• [Ausgelesener Text]
•••

Ein weiterer Wendepunkt in der Queer Theory war die Publikation einer Ausgabe des akademischen Journals Social Text mit dem Titel What’s queer about Queer Studies now? im Jahr 2005, in der eine Riege heute wortführender Queertheoretikerinnen und Queertheoretiker damit begann, nicht Sexualität – die von Anfang an weniger von Interesse war als irgendwelche Normen –, sondern race und Ethnizität zum Refugium vor jenen Normen zu verklären; je reiner und je abgeschotteter, desto besser.(3)
So kommt es, dass wer sich heute für ein Studium der Gender Studies entscheidet, mit an Sicherheit grenzender Wahrscheinlichkeit einen Abschluss erwerben wird, der nach mehreren Jahren Studiums einen weiten Bogen um Mary Wollstonecraft, John Stuart Mill oder Qasim Amin(4) gemacht hat – und damit um all jene Autorinnen und Autoren also, die sich vom späten 18. bis zum frühen 20. Jahrhundert für die Frauenemanzipation stark gemacht hatten, indem sie für die Zurückdrängung von Staat, Religion, Moral, Familie und anderer Gemeinschaften plädierten, die heute bezeichnenderweise wieder hoch im Kurs stehen. Dafür wird sich eine Absolventin der Gender Studies nicht nur bestens mit „Homonormativität“ auskennen, sondern auch wissen, was es mit der Begriffsverschiebung von transsexuell zu transgender und von transgender zu trans auf sich hat – ganz zu schweigen davon, dass es eine angeborene Geschlechtsidentität geben soll.

•••

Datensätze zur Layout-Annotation
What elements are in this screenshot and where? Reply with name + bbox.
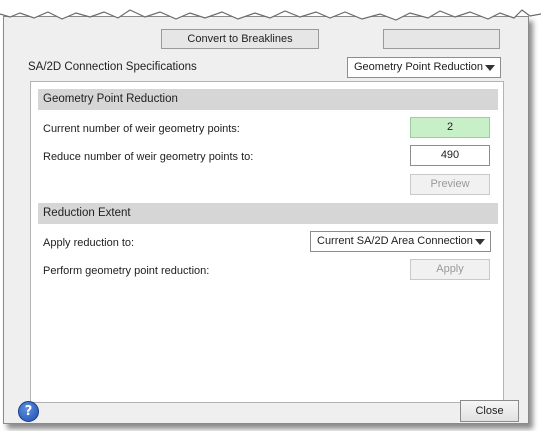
dialog-window: Convert to Breaklines SA/2D Connection S… <box>3 16 529 424</box>
perform-reduction-label: Perform geometry point reduction: <box>43 265 210 277</box>
spec-title: SA/2D Connection Specifications <box>28 61 197 73</box>
convert-to-breaklines-button[interactable]: Convert to Breaklines <box>161 29 319 49</box>
apply-button[interactable]: Apply <box>410 259 490 280</box>
reduction-panel: Geometry Point Reduction Current number … <box>30 81 504 403</box>
reduce-points-input[interactable]: 490 <box>410 145 490 166</box>
preview-button[interactable]: Preview <box>410 174 490 195</box>
current-points-field: 2 <box>410 117 490 138</box>
help-icon[interactable]: ? <box>18 401 39 422</box>
chevron-down-icon <box>475 239 485 245</box>
apply-to-label: Apply reduction to: <box>43 237 135 249</box>
apply-to-select-value: Current SA/2D Area Connection <box>317 235 473 247</box>
current-points-label: Current number of weir geometry points: <box>43 123 240 135</box>
mode-select-value: Geometry Point Reduction <box>354 61 484 73</box>
geometry-section-header: Geometry Point Reduction <box>38 89 498 110</box>
apply-to-select[interactable]: Current SA/2D Area Connection <box>310 231 491 252</box>
extent-section-header: Reduction Extent <box>38 203 498 224</box>
chevron-down-icon <box>485 65 495 71</box>
mode-select[interactable]: Geometry Point Reduction <box>347 57 501 78</box>
top-right-button[interactable] <box>383 29 500 49</box>
close-button[interactable]: Close <box>460 400 519 422</box>
reduce-points-label: Reduce number of weir geometry points to… <box>43 151 254 163</box>
spec-bar: SA/2D Connection Specifications Geometry… <box>20 55 508 81</box>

•••

• [Deine Aufgaben]
**a.** In welchem Jahr ist laut dem Text über die Queer Theory die Ausgabe von Social Text mit dem Titel „What’s queer about Queer Studies now?“ erschienen?
**b.** Führe den Text über die Queer Theory nach seinem letzten Satz weiter.

• [Lösungen]
**a.** Im Jahr 2005.

**b.**
Analyse als Widerspruch
Als ob das alles nicht schon fatal genug ist, existiert zudem noch jene andere, rassistische Dimension des Phänomens, auf die wir 2018 im Sammelband Freiheit ist keine Metapher hingewiesen haben: Je bunter es bei den einen wird, desto monotoner soll es bei den „Anderen“ zugehen. Aus dem Bewusstsein der laut brüllenden Anhängerschaft von Diversity und queerer Mannigfaltigkeit verschwunden ist die von Moral, Überwachung und Gewalt geprägte Lebensrealität von Minderheiten vornehmlich islamischer Provenienz – eine Lebensrealität, die magischerweise nie „heteronormativ“ sein soll, sondern stets zu schützende Kultur. Man lese nur, was Judith Butler auf der berühmten S. 168 ihrer 2005 auf Deutsch erschienenen Schlaftablette Gefährdetes Leben über die Burka schrieb, die in ihren Augen eine „Übung in Bescheidenheit und Stolz“ sei(5) – Hauptsache, sie selbst muss keine tragen. Formulierungen wie diese sind so hässlich, dass man sich fragen muss, welche Ahnungslosigkeit oder aber kalkulierte Eiseskälte eigentlich in der Psyche derer waltet, die sie niederschreiben oder lektorieren. Daraus folgt dann auch, weshalb die Anhängerschaft dieser Ideen und des angeblich im Dienste der Vielfalt verübten, vermeintlich avancierten, urbanen und weltgewandten Exorzismus der Andersdenkenden für das rationale Argument nicht mehr zugänglich ist.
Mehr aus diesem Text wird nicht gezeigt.